# Given problem
Format these records as a JSON list of strings, one string per line, with blank lines omitted.

(Records)
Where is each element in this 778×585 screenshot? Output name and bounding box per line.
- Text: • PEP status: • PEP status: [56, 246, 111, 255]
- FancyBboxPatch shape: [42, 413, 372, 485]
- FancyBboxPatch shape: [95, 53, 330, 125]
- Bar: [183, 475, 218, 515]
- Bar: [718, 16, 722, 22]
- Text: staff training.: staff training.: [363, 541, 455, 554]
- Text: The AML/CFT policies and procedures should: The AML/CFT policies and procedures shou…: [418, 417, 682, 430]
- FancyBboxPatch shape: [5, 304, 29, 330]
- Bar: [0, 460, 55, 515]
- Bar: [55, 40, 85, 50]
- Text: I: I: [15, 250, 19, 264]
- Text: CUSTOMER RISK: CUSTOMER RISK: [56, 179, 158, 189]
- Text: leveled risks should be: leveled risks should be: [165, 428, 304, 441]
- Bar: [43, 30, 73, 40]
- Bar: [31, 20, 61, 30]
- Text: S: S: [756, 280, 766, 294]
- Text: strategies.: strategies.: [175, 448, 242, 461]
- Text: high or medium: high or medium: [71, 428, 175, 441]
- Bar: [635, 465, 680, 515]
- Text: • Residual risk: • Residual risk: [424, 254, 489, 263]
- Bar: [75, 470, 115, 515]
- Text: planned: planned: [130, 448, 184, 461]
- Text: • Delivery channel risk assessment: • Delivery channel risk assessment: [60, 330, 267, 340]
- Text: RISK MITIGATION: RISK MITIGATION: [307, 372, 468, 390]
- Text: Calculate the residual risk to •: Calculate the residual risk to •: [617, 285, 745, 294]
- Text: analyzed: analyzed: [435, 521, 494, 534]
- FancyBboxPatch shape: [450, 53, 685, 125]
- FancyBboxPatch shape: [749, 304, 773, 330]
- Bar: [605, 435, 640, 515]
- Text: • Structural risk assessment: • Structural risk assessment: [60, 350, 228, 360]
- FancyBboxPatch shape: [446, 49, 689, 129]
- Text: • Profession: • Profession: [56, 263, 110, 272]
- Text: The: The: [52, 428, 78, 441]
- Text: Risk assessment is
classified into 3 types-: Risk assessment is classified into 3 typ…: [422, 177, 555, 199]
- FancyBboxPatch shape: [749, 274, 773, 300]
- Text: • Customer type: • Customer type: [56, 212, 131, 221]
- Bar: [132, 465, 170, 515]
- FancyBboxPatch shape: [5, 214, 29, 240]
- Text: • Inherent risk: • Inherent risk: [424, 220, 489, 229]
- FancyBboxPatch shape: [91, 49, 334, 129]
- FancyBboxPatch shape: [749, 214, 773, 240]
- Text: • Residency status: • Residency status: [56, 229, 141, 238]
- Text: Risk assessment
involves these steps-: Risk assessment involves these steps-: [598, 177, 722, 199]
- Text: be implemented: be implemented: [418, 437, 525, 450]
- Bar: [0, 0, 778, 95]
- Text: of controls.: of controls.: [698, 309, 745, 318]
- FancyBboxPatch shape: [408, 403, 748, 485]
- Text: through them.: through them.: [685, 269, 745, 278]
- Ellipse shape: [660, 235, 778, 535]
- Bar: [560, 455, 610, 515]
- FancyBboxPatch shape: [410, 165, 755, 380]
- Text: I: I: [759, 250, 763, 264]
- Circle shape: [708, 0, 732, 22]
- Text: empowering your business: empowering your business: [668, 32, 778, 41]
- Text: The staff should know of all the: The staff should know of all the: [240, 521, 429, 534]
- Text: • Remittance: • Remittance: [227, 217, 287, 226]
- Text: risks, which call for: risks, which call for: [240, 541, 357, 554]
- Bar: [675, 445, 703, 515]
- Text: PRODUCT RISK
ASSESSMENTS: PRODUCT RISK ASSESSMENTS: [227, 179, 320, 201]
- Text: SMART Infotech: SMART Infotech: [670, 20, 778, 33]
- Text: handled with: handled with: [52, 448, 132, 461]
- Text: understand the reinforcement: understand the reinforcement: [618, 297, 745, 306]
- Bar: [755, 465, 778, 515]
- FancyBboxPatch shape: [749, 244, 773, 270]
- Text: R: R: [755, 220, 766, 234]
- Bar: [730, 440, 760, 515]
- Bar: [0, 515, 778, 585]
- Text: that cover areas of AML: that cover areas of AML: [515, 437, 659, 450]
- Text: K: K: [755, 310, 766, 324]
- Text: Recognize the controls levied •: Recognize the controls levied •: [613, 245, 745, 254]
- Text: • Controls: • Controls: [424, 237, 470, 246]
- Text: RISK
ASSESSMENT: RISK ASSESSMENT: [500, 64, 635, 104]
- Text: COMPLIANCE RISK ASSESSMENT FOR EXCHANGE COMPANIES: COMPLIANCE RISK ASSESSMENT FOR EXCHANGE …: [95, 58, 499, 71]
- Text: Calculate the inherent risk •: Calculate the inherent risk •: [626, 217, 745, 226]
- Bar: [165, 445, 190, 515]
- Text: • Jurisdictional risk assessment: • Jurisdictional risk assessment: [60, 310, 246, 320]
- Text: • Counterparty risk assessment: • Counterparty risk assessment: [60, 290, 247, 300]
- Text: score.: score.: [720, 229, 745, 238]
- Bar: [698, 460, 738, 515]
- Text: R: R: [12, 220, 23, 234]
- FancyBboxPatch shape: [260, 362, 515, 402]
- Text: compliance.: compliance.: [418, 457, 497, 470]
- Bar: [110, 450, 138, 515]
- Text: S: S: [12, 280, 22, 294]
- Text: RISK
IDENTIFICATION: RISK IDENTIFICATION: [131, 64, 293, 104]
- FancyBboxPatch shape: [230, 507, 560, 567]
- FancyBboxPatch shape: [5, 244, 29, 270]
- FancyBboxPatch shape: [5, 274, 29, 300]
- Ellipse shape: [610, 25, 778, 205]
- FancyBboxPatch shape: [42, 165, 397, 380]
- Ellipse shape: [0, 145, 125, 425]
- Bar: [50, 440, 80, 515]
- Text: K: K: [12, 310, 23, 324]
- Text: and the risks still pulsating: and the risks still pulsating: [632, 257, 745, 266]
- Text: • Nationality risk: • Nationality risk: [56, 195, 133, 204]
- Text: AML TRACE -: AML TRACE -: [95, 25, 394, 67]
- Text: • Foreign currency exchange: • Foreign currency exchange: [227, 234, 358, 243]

# Output of the exercise
[
  "Where is each element in this 778×585 screenshot? Output name and bounding box per line.",
  "- Text: • PEP status: • PEP status: [56, 246, 111, 255]",
  "- FancyBboxPatch shape: [42, 413, 372, 485]",
  "- FancyBboxPatch shape: [95, 53, 330, 125]",
  "- Bar: [183, 475, 218, 515]",
  "- Bar: [718, 16, 722, 22]",
  "- Text: staff training.: staff training.: [363, 541, 455, 554]",
  "- Text: The AML/CFT policies and procedures should: The AML/CFT policies and procedures shou…: [418, 417, 682, 430]",
  "- FancyBboxPatch shape: [5, 304, 29, 330]",
  "- Bar: [0, 460, 55, 515]",
  "- Bar: [55, 40, 85, 50]",
  "- Text: I: I: [15, 250, 19, 264]",
  "- Text: CUSTOMER RISK: CUSTOMER RISK: [56, 179, 158, 189]",
  "- Text: leveled risks should be: leveled risks should be: [165, 428, 304, 441]",
  "- Bar: [43, 30, 73, 40]",
  "- Bar: [31, 20, 61, 30]",
  "- Text: S: S: [756, 280, 766, 294]",
  "- Text: strategies.: strategies.: [175, 448, 242, 461]",
  "- Text: high or medium: high or medium: [71, 428, 175, 441]",
  "- Bar: [635, 465, 680, 515]",
  "- Text: • Residual risk: • Residual risk: [424, 254, 489, 263]",
  "- Bar: [75, 470, 115, 515]",
  "- Text: planned: planned: [130, 448, 184, 461]",
  "- Text: • Delivery channel risk assessment: • Delivery channel risk assessment: [60, 330, 267, 340]",
  "- Text: RISK MITIGATION: RISK MITIGATION: [307, 372, 468, 390]",
  "- Text: Calculate the residual risk to •: Calculate the residual risk to •: [617, 285, 745, 294]",
  "- Text: analyzed: analyzed: [435, 521, 494, 534]",
  "- FancyBboxPatch shape: [450, 53, 685, 125]",
  "- FancyBboxPatch shape: [749, 304, 773, 330]",
  "- Bar: [605, 435, 640, 515]",
  "- Text: • Structural risk assessment: • Structural risk assessment: [60, 350, 228, 360]",
  "- FancyBboxPatch shape: [446, 49, 689, 129]",
  "- Text: • Profession: • Profession: [56, 263, 110, 272]",
  "- Text: The: The: [52, 428, 78, 441]",
  "- Text: Risk assessment is",
  "classified into 3 types-: Risk assessment is classified into 3 typ…: [422, 177, 555, 199]",
  "- FancyBboxPatch shape: [749, 274, 773, 300]",
  "- Text: • Customer type: • Customer type: [56, 212, 131, 221]",
  "- Bar: [132, 465, 170, 515]",
  "- FancyBboxPatch shape: [5, 214, 29, 240]",
  "- Text: • Inherent risk: • Inherent risk: [424, 220, 489, 229]",
  "- FancyBboxPatch shape: [91, 49, 334, 129]",
  "- FancyBboxPatch shape: [749, 214, 773, 240]",
  "- Text: • Residency status: • Residency status: [56, 229, 141, 238]",
  "- Text: Risk assessment",
  "involves these steps-: Risk assessment involves these steps-: [598, 177, 722, 199]",
  "- Text: be implemented: be implemented: [418, 437, 525, 450]",
  "- Bar: [0, 0, 778, 95]",
  "- Text: of controls.: of controls.: [698, 309, 745, 318]",
  "- FancyBboxPatch shape: [408, 403, 748, 485]",
  "- Text: through them.: through them.: [685, 269, 745, 278]",
  "- Ellipse shape: [660, 235, 778, 535]",
  "- Bar: [560, 455, 610, 515]",
  "- FancyBboxPatch shape: [410, 165, 755, 380]",
  "- Text: I: I: [759, 250, 763, 264]",
  "- Circle shape: [708, 0, 732, 22]",
  "- Text: empowering your business: empowering your business: [668, 32, 778, 41]",
  "- Text: The staff should know of all the: The staff should know of all the: [240, 521, 429, 534]",
  "- Text: • Remittance: • Remittance: [227, 217, 287, 226]",
  "- Text: risks, which call for: risks, which call for: [240, 541, 357, 554]",
  "- Bar: [675, 445, 703, 515]",
  "- Text: PRODUCT RISK",
  "ASSESSMENTS: PRODUCT RISK ASSESSMENTS: [227, 179, 320, 201]",
  "- Text: SMART Infotech: SMART Infotech: [670, 20, 778, 33]",
  "- Text: handled with: handled with: [52, 448, 132, 461]",
  "- Text: understand the reinforcement: understand the reinforcement: [618, 297, 745, 306]",
  "- Bar: [755, 465, 778, 515]",
  "- FancyBboxPatch shape: [749, 244, 773, 270]",
  "- Text: R: R: [755, 220, 766, 234]",
  "- Bar: [730, 440, 760, 515]",
  "- Bar: [0, 515, 778, 585]",
  "- Text: that cover areas of AML: that cover areas of AML: [515, 437, 659, 450]",
  "- Text: K: K: [755, 310, 766, 324]",
  "- Text: Recognize the controls levied •: Recognize the controls levied •: [613, 245, 745, 254]",
  "- Text: • Controls: • Controls: [424, 237, 470, 246]",
  "- Text: RISK",
  "ASSESSMENT: RISK ASSESSMENT: [500, 64, 635, 104]",
  "- Text: COMPLIANCE RISK ASSESSMENT FOR EXCHANGE COMPANIES: COMPLIANCE RISK ASSESSMENT FOR EXCHANGE …: [95, 58, 499, 71]",
  "- Text: Calculate the inherent risk •: Calculate the inherent risk •: [626, 217, 745, 226]",
  "- Bar: [165, 445, 190, 515]",
  "- Text: • Jurisdictional risk assessment: • Jurisdictional risk assessment: [60, 310, 246, 320]",
  "- Text: • Counterparty risk assessment: • Counterparty risk assessment: [60, 290, 247, 300]",
  "- Text: score.: score.: [720, 229, 745, 238]",
  "- Bar: [698, 460, 738, 515]",
  "- Text: R: R: [12, 220, 23, 234]",
  "- FancyBboxPatch shape: [260, 362, 515, 402]",
  "- Text: compliance.: compliance.: [418, 457, 497, 470]",
  "- Bar: [110, 450, 138, 515]",
  "- Text: S: S: [12, 280, 22, 294]",
  "- Text: RISK",
  "IDENTIFICATION: RISK IDENTIFICATION: [131, 64, 293, 104]",
  "- FancyBboxPatch shape: [230, 507, 560, 567]",
  "- FancyBboxPatch shape: [5, 244, 29, 270]",
  "- FancyBboxPatch shape: [5, 274, 29, 300]",
  "- Ellipse shape: [610, 25, 778, 205]",
  "- FancyBboxPatch shape: [42, 165, 397, 380]",
  "- Ellipse shape: [0, 145, 125, 425]",
  "- Bar: [50, 440, 80, 515]",
  "- Text: K: K: [12, 310, 23, 324]",
  "- Text: and the risks still pulsating: and the risks still pulsating: [632, 257, 745, 266]",
  "- Text: • Nationality risk: • Nationality risk: [56, 195, 133, 204]",
  "- Text: AML TRACE -: AML TRACE -: [95, 25, 394, 67]",
  "- Text: • Foreign currency exchange: • Foreign currency exchange: [227, 234, 358, 243]"
]